-- start --
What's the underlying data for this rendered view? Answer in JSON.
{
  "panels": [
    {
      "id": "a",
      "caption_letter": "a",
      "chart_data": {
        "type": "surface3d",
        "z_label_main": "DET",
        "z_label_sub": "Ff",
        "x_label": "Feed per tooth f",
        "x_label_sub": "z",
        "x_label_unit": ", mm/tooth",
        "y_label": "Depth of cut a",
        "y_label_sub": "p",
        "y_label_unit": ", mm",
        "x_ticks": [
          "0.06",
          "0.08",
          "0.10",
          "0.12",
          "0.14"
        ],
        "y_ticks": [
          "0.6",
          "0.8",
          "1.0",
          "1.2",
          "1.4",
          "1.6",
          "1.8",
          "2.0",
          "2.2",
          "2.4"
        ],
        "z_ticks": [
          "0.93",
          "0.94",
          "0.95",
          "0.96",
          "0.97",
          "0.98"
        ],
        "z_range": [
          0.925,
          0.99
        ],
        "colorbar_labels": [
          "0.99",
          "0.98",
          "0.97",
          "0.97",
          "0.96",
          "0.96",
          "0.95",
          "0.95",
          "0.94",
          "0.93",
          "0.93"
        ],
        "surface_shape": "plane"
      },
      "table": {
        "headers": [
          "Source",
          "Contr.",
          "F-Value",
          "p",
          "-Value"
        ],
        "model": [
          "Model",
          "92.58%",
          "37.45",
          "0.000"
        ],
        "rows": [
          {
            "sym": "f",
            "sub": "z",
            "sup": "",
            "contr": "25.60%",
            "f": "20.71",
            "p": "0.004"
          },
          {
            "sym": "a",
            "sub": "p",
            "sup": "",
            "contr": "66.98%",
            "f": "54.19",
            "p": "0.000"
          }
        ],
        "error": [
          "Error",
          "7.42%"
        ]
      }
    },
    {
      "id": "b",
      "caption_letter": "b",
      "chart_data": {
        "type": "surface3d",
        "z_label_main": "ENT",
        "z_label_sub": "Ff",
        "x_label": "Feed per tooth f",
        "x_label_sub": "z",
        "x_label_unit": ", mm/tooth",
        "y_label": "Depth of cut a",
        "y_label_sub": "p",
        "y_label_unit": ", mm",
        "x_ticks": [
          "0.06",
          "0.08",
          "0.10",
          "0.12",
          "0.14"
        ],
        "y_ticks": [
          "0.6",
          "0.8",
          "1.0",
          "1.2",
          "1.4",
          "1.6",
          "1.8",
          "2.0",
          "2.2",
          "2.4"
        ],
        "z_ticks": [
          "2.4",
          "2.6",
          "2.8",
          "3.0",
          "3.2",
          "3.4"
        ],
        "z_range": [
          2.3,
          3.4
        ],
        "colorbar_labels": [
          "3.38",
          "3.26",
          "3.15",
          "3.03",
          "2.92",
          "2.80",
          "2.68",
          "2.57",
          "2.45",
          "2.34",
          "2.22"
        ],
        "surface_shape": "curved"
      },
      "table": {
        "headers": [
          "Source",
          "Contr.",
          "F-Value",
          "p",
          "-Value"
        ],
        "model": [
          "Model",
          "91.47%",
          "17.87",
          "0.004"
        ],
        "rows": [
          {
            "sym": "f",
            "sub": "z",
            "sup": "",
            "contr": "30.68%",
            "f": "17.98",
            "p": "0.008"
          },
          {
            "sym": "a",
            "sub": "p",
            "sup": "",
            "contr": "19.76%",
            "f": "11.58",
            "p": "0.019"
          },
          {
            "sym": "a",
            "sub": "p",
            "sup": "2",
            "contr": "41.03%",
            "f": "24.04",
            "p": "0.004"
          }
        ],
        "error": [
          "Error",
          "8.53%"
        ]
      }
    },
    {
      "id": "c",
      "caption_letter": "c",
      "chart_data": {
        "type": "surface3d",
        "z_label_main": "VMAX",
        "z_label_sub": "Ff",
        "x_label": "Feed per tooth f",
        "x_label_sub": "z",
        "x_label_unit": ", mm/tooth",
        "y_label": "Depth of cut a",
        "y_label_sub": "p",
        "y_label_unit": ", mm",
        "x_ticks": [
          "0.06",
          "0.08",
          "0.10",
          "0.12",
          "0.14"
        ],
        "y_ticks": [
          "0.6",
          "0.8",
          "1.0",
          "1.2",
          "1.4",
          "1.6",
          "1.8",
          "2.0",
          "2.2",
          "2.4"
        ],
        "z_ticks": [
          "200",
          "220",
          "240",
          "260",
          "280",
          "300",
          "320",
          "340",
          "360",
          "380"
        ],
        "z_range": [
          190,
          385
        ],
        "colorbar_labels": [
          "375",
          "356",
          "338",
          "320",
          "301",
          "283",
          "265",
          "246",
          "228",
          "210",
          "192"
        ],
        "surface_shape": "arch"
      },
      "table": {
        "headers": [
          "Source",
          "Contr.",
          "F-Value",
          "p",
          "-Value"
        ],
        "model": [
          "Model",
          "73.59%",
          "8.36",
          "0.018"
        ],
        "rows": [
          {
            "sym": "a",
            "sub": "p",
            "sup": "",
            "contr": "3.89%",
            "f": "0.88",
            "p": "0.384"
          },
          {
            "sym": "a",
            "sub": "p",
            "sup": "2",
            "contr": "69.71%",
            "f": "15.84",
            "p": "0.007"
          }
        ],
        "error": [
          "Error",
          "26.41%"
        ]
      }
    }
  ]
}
-- end --
=== Challenge ===
Your task is to transcribe the listing above in full, exactly as given.

=== Task output ===
What's the underlying data for this rendered view? Answer in JSON.
{
  "panels": [
    {
      "id": "a",
      "caption_letter": "a",
      "chart_data": {
        "type": "surface3d",
        "z_label_main": "DET",
        "z_label_sub": "Ff",
        "x_label": "Feed per tooth f",
        "x_label_sub": "z",
        "x_label_unit": ", mm/tooth",
        "y_label": "Depth of cut a",
        "y_label_sub": "p",
        "y_label_unit": ", mm",
        "x_ticks": [
          "0.06",
          "0.08",
          "0.10",
          "0.12",
          "0.14"
        ],
        "y_ticks": [
          "0.6",
          "0.8",
          "1.0",
          "1.2",
          "1.4",
          "1.6",
          "1.8",
          "2.0",
          "2.2",
          "2.4"
        ],
        "z_ticks": [
          "0.93",
          "0.94",
          "0.95",
          "0.96",
          "0.97",
          "0.98"
        ],
        "z_range": [
          0.925,
          0.99
        ],
        "colorbar_labels": [
          "0.99",
          "0.98",
          "0.97",
          "0.97",
          "0.96",
          "0.96",
          "0.95",
          "0.95",
          "0.94",
          "0.93",
          "0.93"
        ],
        "surface_shape": "plane"
      },
      "table": {
        "headers": [
          "Source",
          "Contr.",
          "F-Value",
          "p",
          "-Value"
        ],
        "model": [
          "Model",
          "92.58%",
          "37.45",
          "0.000"
        ],
        "rows": [
          {
            "sym": "f",
            "sub": "z",
            "sup": "",
            "contr": "25.60%",
            "f": "20.71",
            "p": "0.004"
          },
          {
            "sym": "a",
            "sub": "p",
            "sup": "",
            "contr": "66.98%",
            "f": "54.19",
            "p": "0.000"
          }
        ],
        "error": [
          "Error",
          "7.42%"
        ]
      }
    },
    {
      "id": "b",
      "caption_letter": "b",
      "chart_data": {
        "type": "surface3d",
        "z_label_main": "ENT",
        "z_label_sub": "Ff",
        "x_label": "Feed per tooth f",
        "x_label_sub": "z",
        "x_label_unit": ", mm/tooth",
        "y_label": "Depth of cut a",
        "y_label_sub": "p",
        "y_label_unit": ", mm",
        "x_ticks": [
          "0.06",
          "0.08",
          "0.10",
          "0.12",
          "0.14"
        ],
        "y_ticks": [
          "0.6",
          "0.8",
          "1.0",
          "1.2",
          "1.4",
          "1.6",
          "1.8",
          "2.0",
          "2.2",
          "2.4"
        ],
        "z_ticks": [
          "2.4",
          "2.6",
          "2.8",
          "3.0",
          "3.2",
          "3.4"
        ],
        "z_range": [
          2.3,
          3.4
        ],
        "colorbar_labels": [
          "3.38",
          "3.26",
          "3.15",
          "3.03",
          "2.92",
          "2.80",
          "2.68",
          "2.57",
          "2.45",
          "2.34",
          "2.22"
        ],
        "surface_shape": "curved"
      },
      "table": {
        "headers": [
          "Source",
          "Contr.",
          "F-Value",
          "p",
          "-Value"
        ],
        "model": [
          "Model",
          "91.47%",
          "17.87",
          "0.004"
        ],
        "rows": [
          {
            "sym": "f",
            "sub": "z",
            "sup": "",
            "contr": "30.68%",
            "f": "17.98",
            "p": "0.008"
          },
          {
            "sym": "a",
            "sub": "p",
            "sup": "",
            "contr": "19.76%",
            "f": "11.58",
            "p": "0.019"
          },
          {
            "sym": "a",
            "sub": "p",
            "sup": "2",
            "contr": "41.03%",
            "f": "24.04",
            "p": "0.004"
          }
        ],
        "error": [
          "Error",
          "8.53%"
        ]
      }
    },
    {
      "id": "c",
      "caption_letter": "c",
      "chart_data": {
        "type": "surface3d",
        "z_label_main": "VMAX",
        "z_label_sub": "Ff",
        "x_label": "Feed per tooth f",
        "x_label_sub": "z",
        "x_label_unit": ", mm/tooth",
        "y_label": "Depth of cut a",
        "y_label_sub": "p",
        "y_label_unit": ", mm",
        "x_ticks": [
          "0.06",
          "0.08",
          "0.10",
          "0.12",
          "0.14"
        ],
        "y_ticks": [
          "0.6",
          "0.8",
          "1.0",
          "1.2",
          "1.4",
          "1.6",
          "1.8",
          "2.0",
          "2.2",
          "2.4"
        ],
        "z_ticks": [
          "200",
          "220",
          "240",
          "260",
          "280",
          "300",
          "320",
          "340",
          "360",
          "380"
        ],
        "z_range": [
          190,
          385
        ],
        "colorbar_labels": [
          "375",
          "356",
          "338",
          "320",
          "301",
          "283",
          "265",
          "246",
          "228",
          "210",
          "192"
        ],
        "surface_shape": "arch"
      },
      "table": {
        "headers": [
          "Source",
          "Contr.",
          "F-Value",
          "p",
          "-Value"
        ],
        "model": [
          "Model",
          "73.59%",
          "8.36",
          "0.018"
        ],
        "rows": [
          {
            "sym": "a",
            "sub": "p",
            "sup": "",
            "contr": "3.89%",
            "f": "0.88",
            "p": "0.384"
          },
          {
            "sym": "a",
            "sub": "p",
            "sup": "2",
            "contr": "69.71%",
            "f": "15.84",
            "p": "0.007"
          }
        ],
        "error": [
          "Error",
          "26.41%"
        ]
      }
    }
  ]
}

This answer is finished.